● Supplied information
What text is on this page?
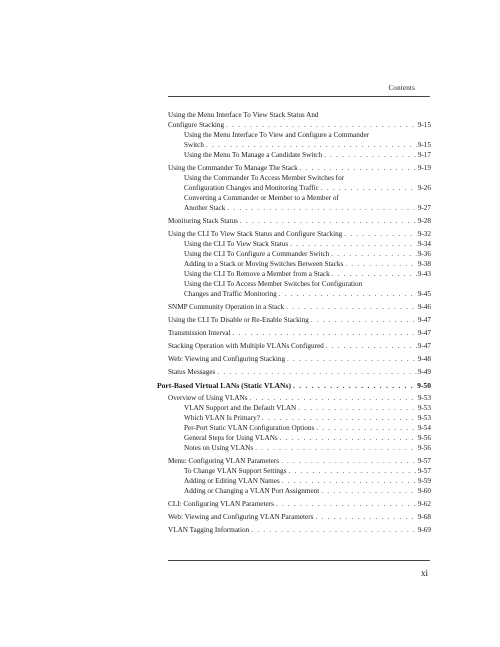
Contents
Using the Menu Interface To View Stack Status And
Configure Stacking . . .	9-15
Using the Menu Interface To View and Configure a Commander
Switch . . .	9-15
Using the Menu To Manage a Candidate Switch . . .	9-17
Using the Commander To Manage The Stack . . .	9-19
Using the Commander To Access Member Switches for
Configuration Changes and Monitoring Traffic . . .	9-26
Converting a Commander or Member to a Member of
Another Stack . . .	9-27
Monitoring Stack Status . . .	9-28
Using the CLI To View Stack Status and Configure Stacking . . .	9-32
Using the CLI To View Stack Status . . .	9-34
Using the CLI To Configure a Commander Switch . . .	9-36
Adding to a Stack or Moving Switches Between Stacks . . .	9-38
Using the CLI To Remove a Member from a Stack . . .	9-43
Using the CLI To Access Member Switches for Configuration
Changes and Traffic Monitoring . . .	9-45
SNMP Community Operation in a Stack . . .	9-46
Using the CLI To Disable or Re-Enable Stacking . . .	9-47
Transmission Interval . . .	9-47
Stacking Operation with Multiple VLANs Configured . . .	9-47
Web: Viewing and Configuring Stacking . . .	9-48
Status Messages . . .	9-49
Port-Based Virtual LANs (Static VLANs) . . .	9-50
Overview of Using VLANs . . .	9-53
VLAN Support and the Default VLAN . . .	9-53
Which VLAN Is Primary? . . .	9-53
Per-Port Static VLAN Configuration Options . . .	9-54
General Steps for Using VLANs . . .	9-56
Notes on Using VLANs . . .	9-56
Menu: Configuring VLAN Parameters . . .	9-57
To Change VLAN Support Settings . . .	9-57
Adding or Editing VLAN Names . . .	9-59
Adding or Changing a VLAN Port Assignment . . .	9-60
CLI: Configuring VLAN Parameters . . .	9-62
Web: Viewing and Configuring VLAN Parameters . . .	9-68
VLAN Tagging Information . . .	9-69
xi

● Directions for this task
Using the material above, return every line exactly as it appears, minus the pictures.

● Response to the task
What text is on this page?
Contents
Using the Menu Interface To View Stack Status And
Configure Stacking . . .	9-15
Using the Menu Interface To View and Configure a Commander
Switch . . .	9-15
Using the Menu To Manage a Candidate Switch . . .	9-17
Using the Commander To Manage The Stack . . .	9-19
Using the Commander To Access Member Switches for
Configuration Changes and Monitoring Traffic . . .	9-26
Converting a Commander or Member to a Member of
Another Stack . . .	9-27
Monitoring Stack Status . . .	9-28
Using the CLI To View Stack Status and Configure Stacking . . .	9-32
Using the CLI To View Stack Status . . .	9-34
Using the CLI To Configure a Commander Switch . . .	9-36
Adding to a Stack or Moving Switches Between Stacks . . .	9-38
Using the CLI To Remove a Member from a Stack . . .	9-43
Using the CLI To Access Member Switches for Configuration
Changes and Traffic Monitoring . . .	9-45
SNMP Community Operation in a Stack . . .	9-46
Using the CLI To Disable or Re-Enable Stacking . . .	9-47
Transmission Interval . . .	9-47
Stacking Operation with Multiple VLANs Configured . . .	9-47
Web: Viewing and Configuring Stacking . . .	9-48
Status Messages . . .	9-49
Port-Based Virtual LANs (Static VLANs) . . .	9-50
Overview of Using VLANs . . .	9-53
VLAN Support and the Default VLAN . . .	9-53
Which VLAN Is Primary? . . .	9-53
Per-Port Static VLAN Configuration Options . . .	9-54
General Steps for Using VLANs . . .	9-56
Notes on Using VLANs . . .	9-56
Menu: Configuring VLAN Parameters . . .	9-57
To Change VLAN Support Settings . . .	9-57
Adding or Editing VLAN Names . . .	9-59
Adding or Changing a VLAN Port Assignment . . .	9-60
CLI: Configuring VLAN Parameters . . .	9-62
Web: Viewing and Configuring VLAN Parameters . . .	9-68
VLAN Tagging Information . . .	9-69
xi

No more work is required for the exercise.